Lines that hold the word "writing" should be located and copied.

Dataset items
::::::::::

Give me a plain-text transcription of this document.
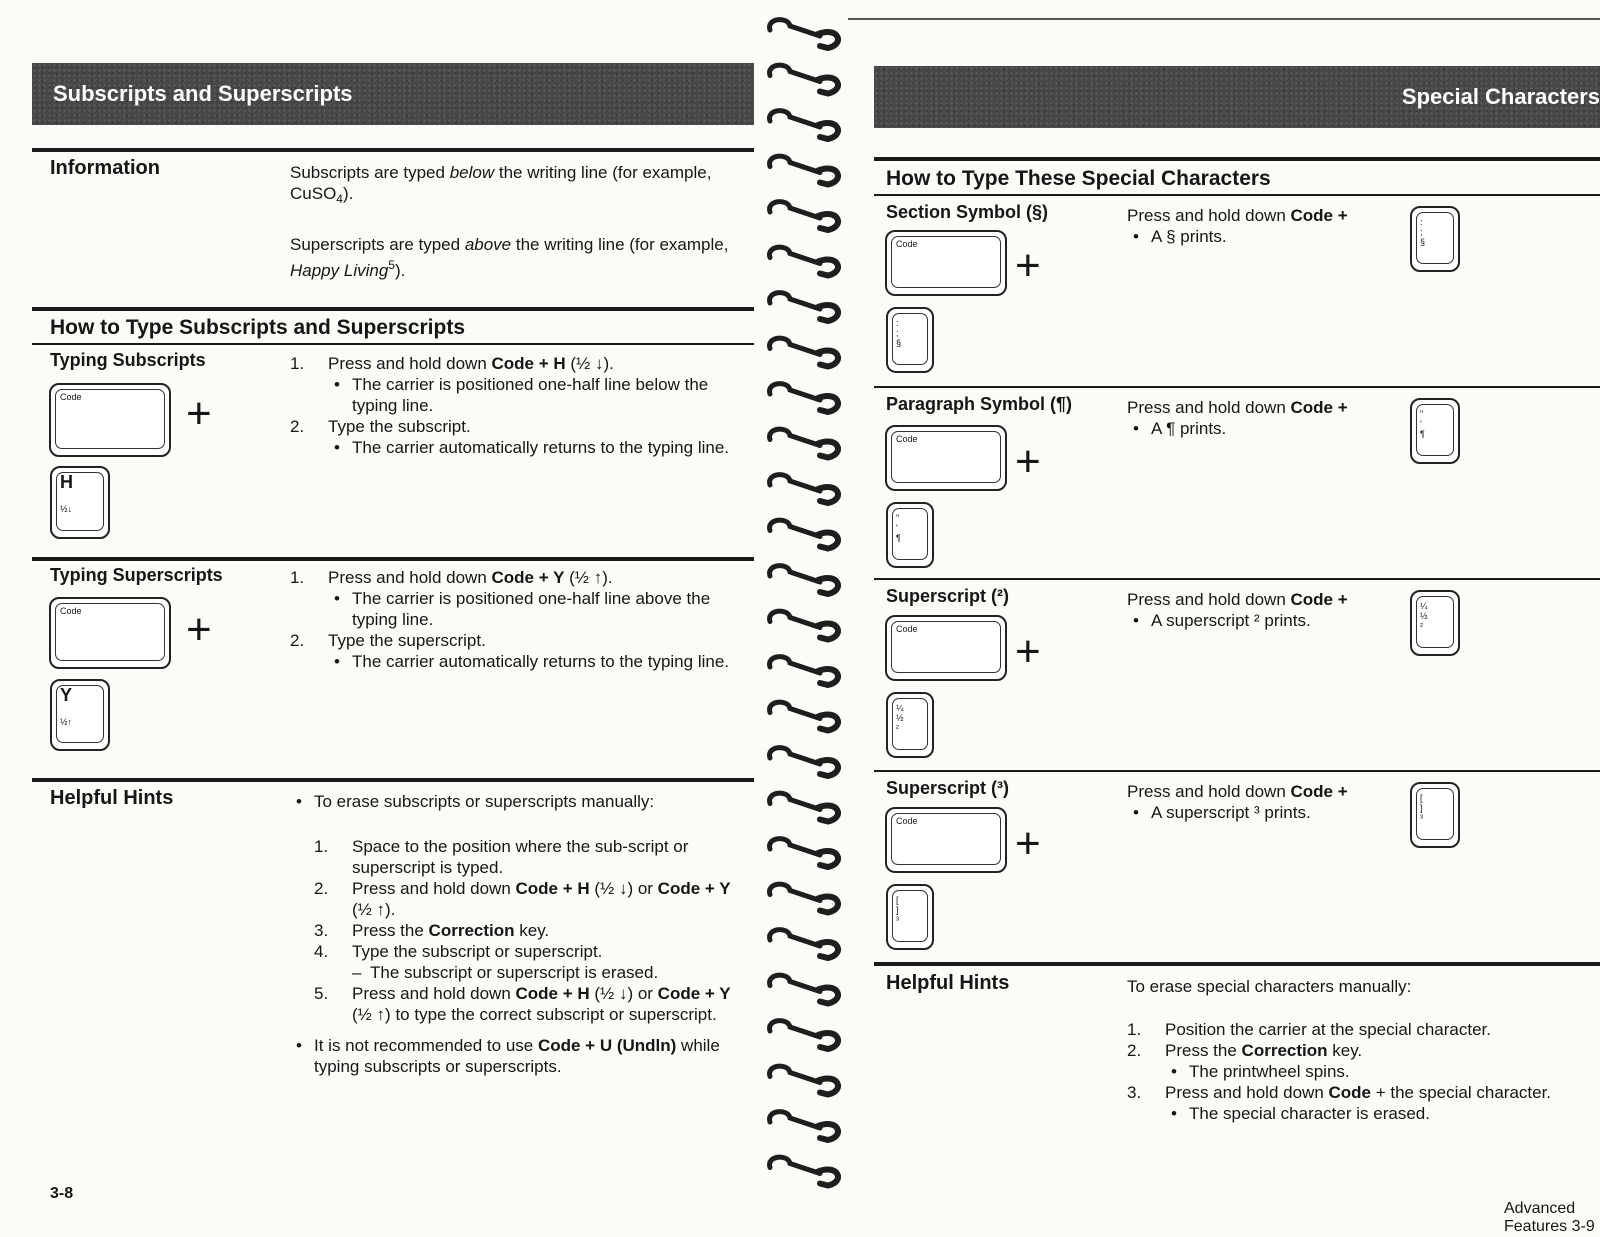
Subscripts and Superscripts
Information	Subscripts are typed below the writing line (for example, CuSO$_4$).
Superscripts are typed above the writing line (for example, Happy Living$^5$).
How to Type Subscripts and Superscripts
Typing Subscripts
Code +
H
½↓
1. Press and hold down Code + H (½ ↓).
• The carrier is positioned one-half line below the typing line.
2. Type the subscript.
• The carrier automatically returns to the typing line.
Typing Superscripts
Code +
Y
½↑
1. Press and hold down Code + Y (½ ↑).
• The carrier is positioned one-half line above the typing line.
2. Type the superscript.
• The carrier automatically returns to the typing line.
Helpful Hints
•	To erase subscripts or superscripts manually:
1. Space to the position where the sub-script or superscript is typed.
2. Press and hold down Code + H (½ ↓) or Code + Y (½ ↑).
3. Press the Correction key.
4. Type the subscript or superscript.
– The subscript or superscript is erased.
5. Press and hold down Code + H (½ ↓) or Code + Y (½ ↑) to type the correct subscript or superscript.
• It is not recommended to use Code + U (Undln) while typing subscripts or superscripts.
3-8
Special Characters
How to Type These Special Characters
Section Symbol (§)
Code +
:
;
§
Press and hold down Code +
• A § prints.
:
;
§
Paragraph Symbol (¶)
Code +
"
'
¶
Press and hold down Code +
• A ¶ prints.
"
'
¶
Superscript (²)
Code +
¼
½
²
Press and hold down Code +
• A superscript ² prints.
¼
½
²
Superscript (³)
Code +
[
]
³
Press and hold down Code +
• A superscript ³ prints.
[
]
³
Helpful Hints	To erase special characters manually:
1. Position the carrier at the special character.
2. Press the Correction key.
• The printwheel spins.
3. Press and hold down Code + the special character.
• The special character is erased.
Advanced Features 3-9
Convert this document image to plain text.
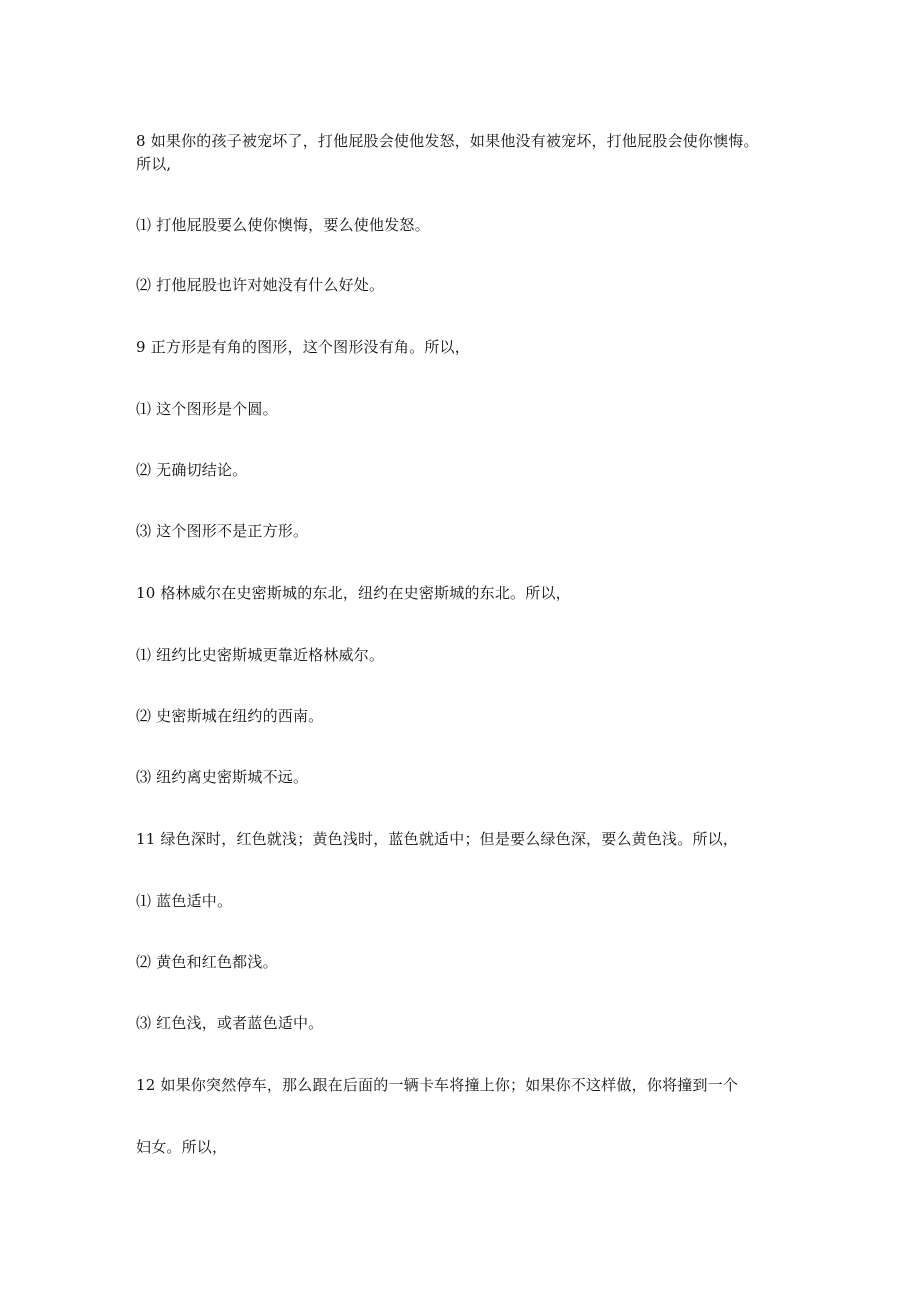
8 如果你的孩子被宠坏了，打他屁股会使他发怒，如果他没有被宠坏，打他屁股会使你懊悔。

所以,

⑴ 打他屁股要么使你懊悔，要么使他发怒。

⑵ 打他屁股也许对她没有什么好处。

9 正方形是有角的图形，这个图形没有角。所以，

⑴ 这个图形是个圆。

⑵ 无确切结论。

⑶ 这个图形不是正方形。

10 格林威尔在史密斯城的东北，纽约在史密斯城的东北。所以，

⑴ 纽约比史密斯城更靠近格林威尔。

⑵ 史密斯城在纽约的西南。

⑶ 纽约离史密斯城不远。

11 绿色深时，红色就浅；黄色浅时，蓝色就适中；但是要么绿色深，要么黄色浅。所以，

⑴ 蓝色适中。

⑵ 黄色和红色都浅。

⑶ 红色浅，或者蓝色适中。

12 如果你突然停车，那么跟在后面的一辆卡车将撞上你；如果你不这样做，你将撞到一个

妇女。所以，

::::::::::

### SOLUTION
Information	Subscripts are typed below the writing line (for example, CuSO$_4$).
Superscripts are typed above the writing line (for example, Happy Living$^5$).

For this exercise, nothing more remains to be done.